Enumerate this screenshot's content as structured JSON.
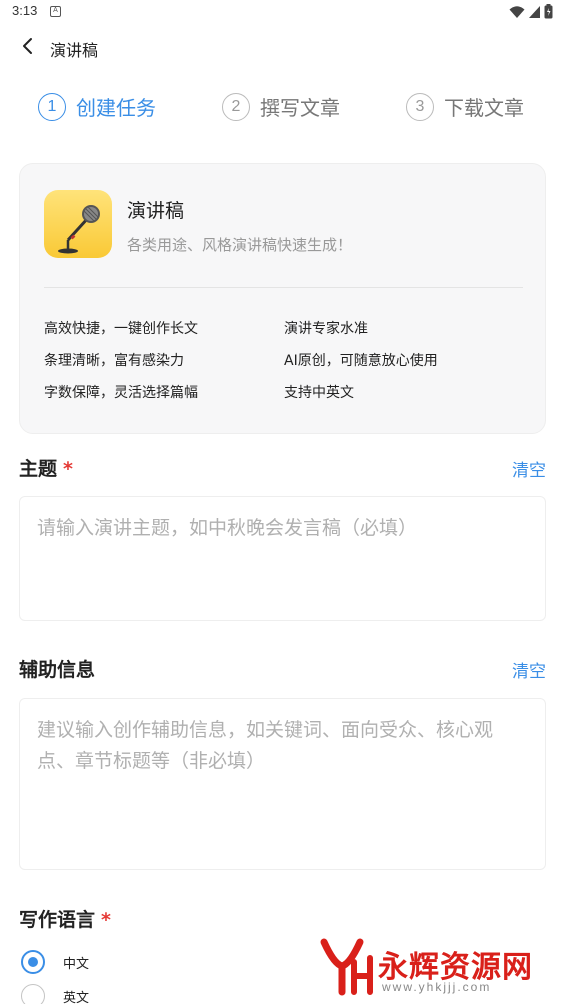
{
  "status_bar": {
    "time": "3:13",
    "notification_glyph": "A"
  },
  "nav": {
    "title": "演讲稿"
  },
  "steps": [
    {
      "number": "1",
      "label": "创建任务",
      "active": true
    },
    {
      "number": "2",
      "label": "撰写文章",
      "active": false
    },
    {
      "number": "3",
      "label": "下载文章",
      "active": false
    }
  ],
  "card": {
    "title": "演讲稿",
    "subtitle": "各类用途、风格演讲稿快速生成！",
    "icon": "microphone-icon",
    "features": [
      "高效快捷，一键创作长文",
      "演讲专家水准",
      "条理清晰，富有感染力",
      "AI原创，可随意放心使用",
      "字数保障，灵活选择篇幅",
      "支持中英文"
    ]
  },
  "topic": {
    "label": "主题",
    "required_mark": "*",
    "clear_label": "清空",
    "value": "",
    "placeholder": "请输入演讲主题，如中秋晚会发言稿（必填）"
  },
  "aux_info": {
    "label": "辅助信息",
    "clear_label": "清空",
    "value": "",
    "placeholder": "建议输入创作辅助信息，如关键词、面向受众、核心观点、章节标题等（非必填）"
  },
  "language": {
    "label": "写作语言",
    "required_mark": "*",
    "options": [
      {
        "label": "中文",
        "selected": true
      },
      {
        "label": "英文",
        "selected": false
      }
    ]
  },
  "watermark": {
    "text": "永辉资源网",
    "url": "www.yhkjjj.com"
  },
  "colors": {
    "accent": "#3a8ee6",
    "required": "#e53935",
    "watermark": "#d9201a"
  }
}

_ _ _ _ _ _ _

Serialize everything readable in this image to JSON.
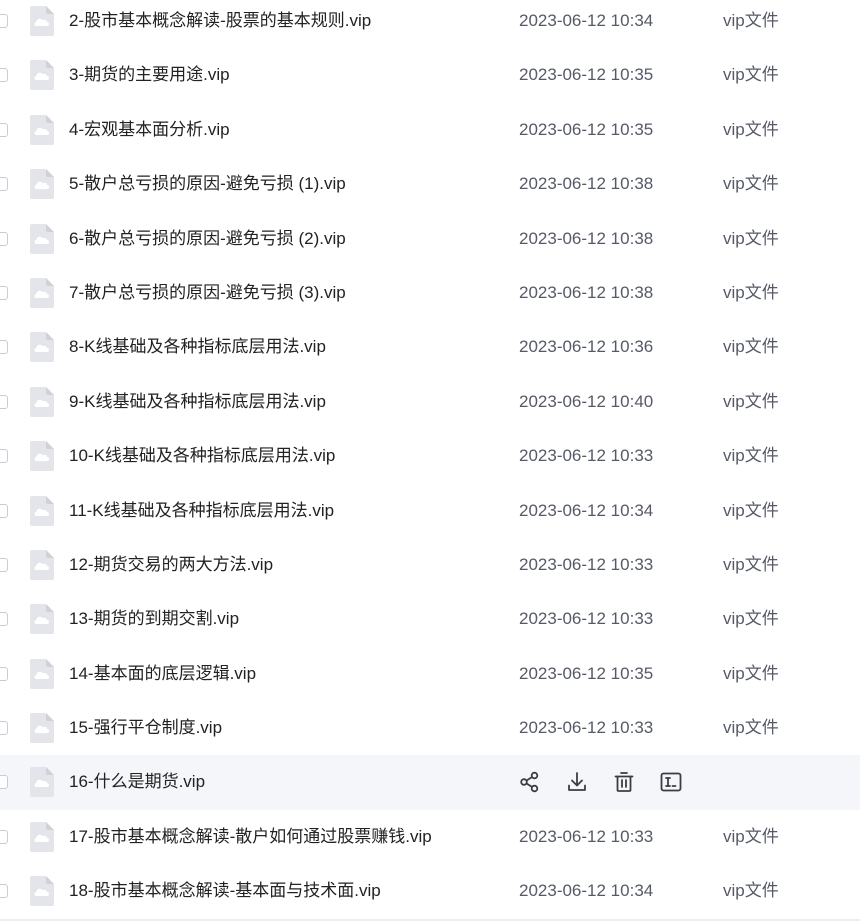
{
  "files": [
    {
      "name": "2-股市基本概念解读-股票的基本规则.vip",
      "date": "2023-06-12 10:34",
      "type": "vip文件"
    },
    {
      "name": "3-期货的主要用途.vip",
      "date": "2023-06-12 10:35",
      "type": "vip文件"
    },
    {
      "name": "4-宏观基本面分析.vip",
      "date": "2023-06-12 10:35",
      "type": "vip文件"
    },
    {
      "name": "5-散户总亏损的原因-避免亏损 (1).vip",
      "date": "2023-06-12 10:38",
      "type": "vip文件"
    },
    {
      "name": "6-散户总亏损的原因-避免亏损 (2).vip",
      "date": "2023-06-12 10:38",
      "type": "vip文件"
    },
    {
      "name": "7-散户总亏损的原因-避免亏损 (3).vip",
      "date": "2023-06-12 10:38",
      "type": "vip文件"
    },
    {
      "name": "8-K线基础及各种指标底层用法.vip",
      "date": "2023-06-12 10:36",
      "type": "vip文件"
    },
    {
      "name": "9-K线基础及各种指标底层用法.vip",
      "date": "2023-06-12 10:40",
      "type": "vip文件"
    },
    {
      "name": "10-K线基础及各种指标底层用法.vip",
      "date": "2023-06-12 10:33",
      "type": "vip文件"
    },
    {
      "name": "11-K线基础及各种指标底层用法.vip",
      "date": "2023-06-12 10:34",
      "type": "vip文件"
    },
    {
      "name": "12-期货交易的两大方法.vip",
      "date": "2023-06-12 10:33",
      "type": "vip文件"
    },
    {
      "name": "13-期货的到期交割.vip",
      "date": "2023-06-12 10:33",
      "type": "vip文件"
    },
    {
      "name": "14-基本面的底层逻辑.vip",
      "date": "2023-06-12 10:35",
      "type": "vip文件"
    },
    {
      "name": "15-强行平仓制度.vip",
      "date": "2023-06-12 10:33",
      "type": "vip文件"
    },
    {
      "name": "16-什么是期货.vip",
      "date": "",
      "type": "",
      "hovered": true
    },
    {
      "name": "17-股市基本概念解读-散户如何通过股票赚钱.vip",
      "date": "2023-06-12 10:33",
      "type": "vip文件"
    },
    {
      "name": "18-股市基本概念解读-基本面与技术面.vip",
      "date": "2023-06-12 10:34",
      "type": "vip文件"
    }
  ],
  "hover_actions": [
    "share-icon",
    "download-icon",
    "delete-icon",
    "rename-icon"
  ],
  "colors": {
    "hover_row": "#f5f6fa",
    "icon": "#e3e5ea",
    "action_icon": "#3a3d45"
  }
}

_ _ _ _ _ _ _

• **Directive**
Where a line of the records above holds the word "K线基础及各种指标底层用法", copy that line.

• **Full output**
      "name": "8-K线基础及各种指标底层用法.vip",
      "name": "9-K线基础及各种指标底层用法.vip",
      "name": "10-K线基础及各种指标底层用法.vip",
      "name": "11-K线基础及各种指标底层用法.vip",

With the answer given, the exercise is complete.